WHAT YOU NEED TO DO: Write out the records that appear below, verbatim and complete, but without pictures.

* * * * * * *

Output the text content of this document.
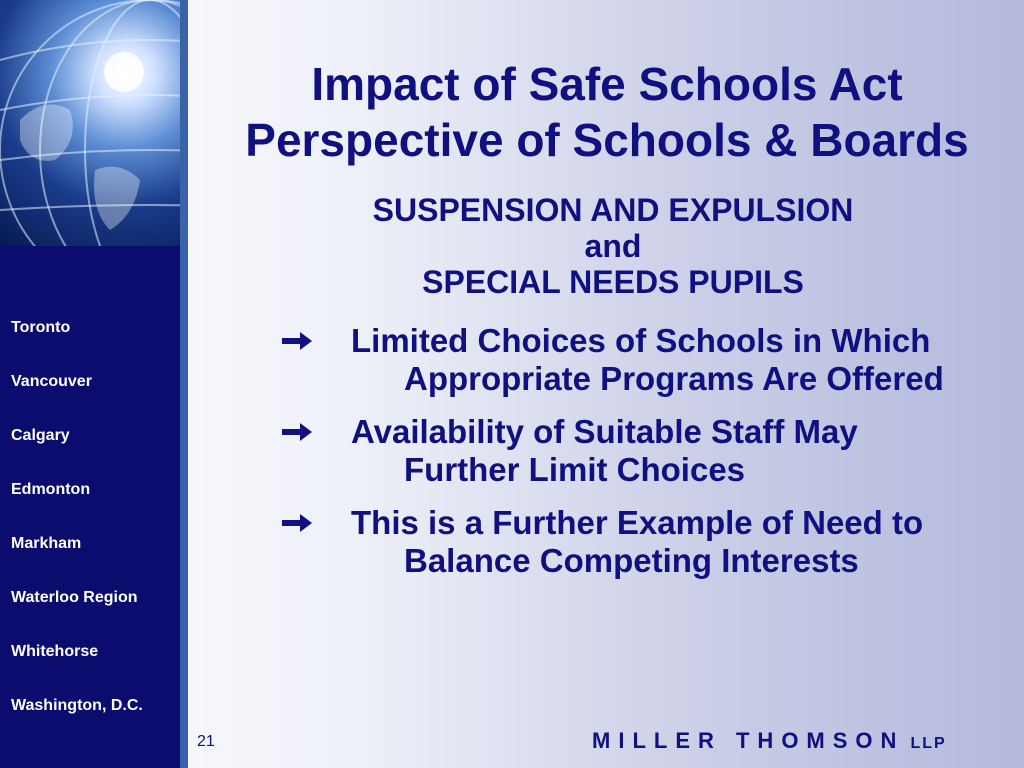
Toronto
Vancouver
Calgary
Edmonton
Markham
Waterloo Region
Whitehorse
Washington, D.C.
Impact of Safe Schools Act
Perspective of Schools & Boards
SUSPENSION AND EXPULSION
and
SPECIAL NEEDS PUPILS
Limited Choices of Schools in Which Appropriate Programs Are Offered
Availability of Suitable Staff May Further Limit Choices
This is a Further Example of Need to Balance Competing Interests
21	MILLER THOMSON LLP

* * * * * * *

RESPONSE BELOW:
Output the text content of this document.
Toronto
Vancouver
Calgary
Edmonton
Markham
Waterloo Region
Whitehorse
Washington, D.C.
Impact of Safe Schools Act
Perspective of Schools & Boards
SUSPENSION AND EXPULSION
and
SPECIAL NEEDS PUPILS
Limited Choices of Schools in Which Appropriate Programs Are Offered
Availability of Suitable Staff May Further Limit Choices
This is a Further Example of Need to Balance Competing Interests
21	MILLER THOMSON LLP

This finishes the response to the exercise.